**EXCERPT TO READ**
Receipts shall be in denominations of any
number of whole Depositary Shares.
(f) Receipts may be endorsed with or have incorporated in the
text
thereof such legends or recitals or changes
not inconsistent with the provisions
of this Deposit Agreement as may be
required by the Depositary and approved by
the Company or required to comply with any
applicable law or regulation or with
the rules and regulations of any securities
exchange upon which the Stock, the
Depositary Shares or the Receipts may be
listed or to conform with any usage
with respect thereto, or to indicate any
special limitations or restrictions to
which any particular Receipts are
subject.
(g) [Subject to any limitations set forth in a Receipt or in
this
Deposit Agreement,] Title to Depositary
Shares evidenced by a Receipt which is
properly endorsed, or accompanied by a
properly executed instrument of transfer,
shall be transferable by delivery of such
Receipt with the same effect as if
such Receipt were a negotiable instrument;
provided, however, that until
transfer of a Receipt shall be registered
on the books of the Registrar, on
behalf of the Depositary, as provided in
Section 2.4, the Depositary may,
notwithstanding any notice to the contrary,
treat the record holder as the
absolute owner thereof for the purpose of
determining the person entitled to
distributions of dividends or other
distributions with respect to the Stock[,
the exchange of Depositary Shares for
Stock, the right to exchange Receipts
pursuant to Section 2.9] or to any notice
provided for in this Deposit Agreement
and for all other purposes.

Element and region data:
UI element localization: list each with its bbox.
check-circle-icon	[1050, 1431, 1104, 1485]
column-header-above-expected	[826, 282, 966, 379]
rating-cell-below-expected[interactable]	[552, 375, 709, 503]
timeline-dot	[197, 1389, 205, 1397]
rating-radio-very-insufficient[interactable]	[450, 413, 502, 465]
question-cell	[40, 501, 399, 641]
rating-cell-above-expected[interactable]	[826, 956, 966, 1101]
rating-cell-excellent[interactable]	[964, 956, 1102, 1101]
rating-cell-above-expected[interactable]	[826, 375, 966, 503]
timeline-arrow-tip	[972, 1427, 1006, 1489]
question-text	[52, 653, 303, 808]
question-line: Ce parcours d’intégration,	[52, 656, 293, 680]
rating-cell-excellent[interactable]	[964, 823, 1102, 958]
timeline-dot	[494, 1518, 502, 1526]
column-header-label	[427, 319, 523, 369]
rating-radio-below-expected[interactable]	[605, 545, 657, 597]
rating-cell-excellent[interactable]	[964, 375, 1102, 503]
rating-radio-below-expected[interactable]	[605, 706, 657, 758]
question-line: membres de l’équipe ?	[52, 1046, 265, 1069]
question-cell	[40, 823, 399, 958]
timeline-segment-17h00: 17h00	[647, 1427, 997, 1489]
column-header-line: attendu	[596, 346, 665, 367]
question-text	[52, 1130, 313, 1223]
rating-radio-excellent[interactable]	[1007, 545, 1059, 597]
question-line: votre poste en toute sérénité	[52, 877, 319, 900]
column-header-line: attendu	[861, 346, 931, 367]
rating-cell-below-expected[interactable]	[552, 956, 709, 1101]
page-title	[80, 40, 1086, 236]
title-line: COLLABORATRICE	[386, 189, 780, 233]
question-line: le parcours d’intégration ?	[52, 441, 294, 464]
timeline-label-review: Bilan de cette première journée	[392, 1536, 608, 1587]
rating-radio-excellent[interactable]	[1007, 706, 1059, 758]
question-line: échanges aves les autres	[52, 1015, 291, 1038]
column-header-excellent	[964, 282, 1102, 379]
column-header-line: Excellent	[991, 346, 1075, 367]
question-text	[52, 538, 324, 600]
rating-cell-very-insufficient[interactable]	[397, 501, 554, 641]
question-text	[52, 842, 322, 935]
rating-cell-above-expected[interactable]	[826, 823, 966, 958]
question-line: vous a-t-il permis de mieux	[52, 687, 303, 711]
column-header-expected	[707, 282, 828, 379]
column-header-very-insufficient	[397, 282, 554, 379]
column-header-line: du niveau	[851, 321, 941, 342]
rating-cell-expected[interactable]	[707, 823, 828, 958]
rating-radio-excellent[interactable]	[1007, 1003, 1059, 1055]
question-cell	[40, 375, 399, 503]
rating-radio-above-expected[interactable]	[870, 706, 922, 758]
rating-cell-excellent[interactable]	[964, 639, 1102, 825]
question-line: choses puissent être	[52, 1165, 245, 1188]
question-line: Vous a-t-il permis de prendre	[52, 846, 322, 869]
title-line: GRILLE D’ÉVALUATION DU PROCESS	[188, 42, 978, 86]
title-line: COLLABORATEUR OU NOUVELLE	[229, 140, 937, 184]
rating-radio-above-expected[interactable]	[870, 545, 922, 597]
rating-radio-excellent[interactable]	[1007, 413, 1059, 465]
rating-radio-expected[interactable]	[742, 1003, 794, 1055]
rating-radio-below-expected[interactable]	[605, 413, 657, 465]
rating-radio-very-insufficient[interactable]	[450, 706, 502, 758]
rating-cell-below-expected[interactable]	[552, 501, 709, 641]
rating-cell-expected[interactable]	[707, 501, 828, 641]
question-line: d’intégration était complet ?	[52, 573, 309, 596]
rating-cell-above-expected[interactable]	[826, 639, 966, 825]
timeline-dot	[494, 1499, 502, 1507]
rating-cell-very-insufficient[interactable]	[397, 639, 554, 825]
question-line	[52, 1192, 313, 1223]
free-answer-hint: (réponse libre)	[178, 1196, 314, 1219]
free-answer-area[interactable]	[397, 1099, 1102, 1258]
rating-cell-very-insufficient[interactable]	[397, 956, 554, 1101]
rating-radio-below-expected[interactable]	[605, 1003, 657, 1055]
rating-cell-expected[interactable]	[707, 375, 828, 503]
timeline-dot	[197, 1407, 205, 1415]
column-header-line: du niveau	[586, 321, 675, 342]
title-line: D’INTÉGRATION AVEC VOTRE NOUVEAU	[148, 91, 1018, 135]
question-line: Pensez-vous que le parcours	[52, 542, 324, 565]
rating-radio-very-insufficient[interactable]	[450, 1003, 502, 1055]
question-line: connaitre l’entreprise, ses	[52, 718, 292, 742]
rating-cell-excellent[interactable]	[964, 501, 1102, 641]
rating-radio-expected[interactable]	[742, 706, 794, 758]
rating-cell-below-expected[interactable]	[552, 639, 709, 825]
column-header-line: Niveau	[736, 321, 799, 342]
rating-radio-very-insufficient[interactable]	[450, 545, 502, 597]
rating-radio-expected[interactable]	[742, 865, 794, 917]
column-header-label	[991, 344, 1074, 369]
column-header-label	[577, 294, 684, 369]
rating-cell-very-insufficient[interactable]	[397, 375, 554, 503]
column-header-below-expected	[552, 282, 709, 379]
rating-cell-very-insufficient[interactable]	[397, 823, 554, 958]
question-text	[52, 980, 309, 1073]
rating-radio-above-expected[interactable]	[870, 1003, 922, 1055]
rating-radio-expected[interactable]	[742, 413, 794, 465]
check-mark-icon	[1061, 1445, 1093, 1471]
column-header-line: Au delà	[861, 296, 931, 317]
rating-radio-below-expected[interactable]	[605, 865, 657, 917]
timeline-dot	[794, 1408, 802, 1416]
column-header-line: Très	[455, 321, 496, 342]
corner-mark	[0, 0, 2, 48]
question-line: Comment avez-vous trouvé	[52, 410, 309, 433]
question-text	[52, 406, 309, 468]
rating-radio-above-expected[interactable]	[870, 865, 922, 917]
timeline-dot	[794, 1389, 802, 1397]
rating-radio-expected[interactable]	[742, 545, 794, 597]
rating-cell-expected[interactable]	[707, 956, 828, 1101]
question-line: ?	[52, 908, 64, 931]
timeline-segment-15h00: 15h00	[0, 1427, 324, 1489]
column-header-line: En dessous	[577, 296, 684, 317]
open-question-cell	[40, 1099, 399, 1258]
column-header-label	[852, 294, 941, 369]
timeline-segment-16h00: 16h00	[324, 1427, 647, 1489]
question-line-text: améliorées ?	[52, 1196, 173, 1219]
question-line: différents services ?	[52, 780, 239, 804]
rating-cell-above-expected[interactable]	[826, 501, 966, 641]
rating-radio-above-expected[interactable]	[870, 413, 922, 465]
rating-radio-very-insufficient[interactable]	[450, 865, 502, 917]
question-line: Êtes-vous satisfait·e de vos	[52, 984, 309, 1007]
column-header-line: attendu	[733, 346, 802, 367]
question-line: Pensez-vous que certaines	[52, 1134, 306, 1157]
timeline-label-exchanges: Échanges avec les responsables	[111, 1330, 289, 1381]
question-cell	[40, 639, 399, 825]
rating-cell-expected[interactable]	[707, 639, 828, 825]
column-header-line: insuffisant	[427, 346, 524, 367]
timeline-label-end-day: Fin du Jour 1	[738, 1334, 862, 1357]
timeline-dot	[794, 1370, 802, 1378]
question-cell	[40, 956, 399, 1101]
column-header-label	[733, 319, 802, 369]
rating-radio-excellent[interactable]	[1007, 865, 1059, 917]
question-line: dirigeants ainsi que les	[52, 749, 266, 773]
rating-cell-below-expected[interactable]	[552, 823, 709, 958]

**THE TASK**
Print the deposit agreement excerpt above in full, word for word.

**WRITTEN SOLUTION**
Receipts shall be in denominations of any
number of whole Depositary Shares.
(f) Receipts may be endorsed with or have incorporated in the
text
thereof such legends or recitals or changes
not inconsistent with the provisions
of this Deposit Agreement as may be
required by the Depositary and approved by
the Company or required to comply with any
applicable law or regulation or with
the rules and regulations of any securities
exchange upon which the Stock, the
Depositary Shares or the Receipts may be
listed or to conform with any usage
with respect thereto, or to indicate any
special limitations or restrictions to
which any particular Receipts are
subject.
(g) [Subject to any limitations set forth in a Receipt or in
this
Deposit Agreement,] Title to Depositary
Shares evidenced by a Receipt which is
properly endorsed, or accompanied by a
properly executed instrument of transfer,
shall be transferable by delivery of such
Receipt with the same effect as if
such Receipt were a negotiable instrument;
provided, however, that until
transfer of a Receipt shall be registered
on the books of the Registrar, on
behalf of the Depositary, as provided in
Section 2.4, the Depositary may,
notwithstanding any notice to the contrary,
treat the record holder as the
absolute owner thereof for the purpose of
determining the person entitled to
distributions of dividends or other
distributions with respect to the Stock[,
the exchange of Depositary Shares for
Stock, the right to exchange Receipts
pursuant to Section 2.9] or to any notice
provided for in this Deposit Agreement
and for all other purposes.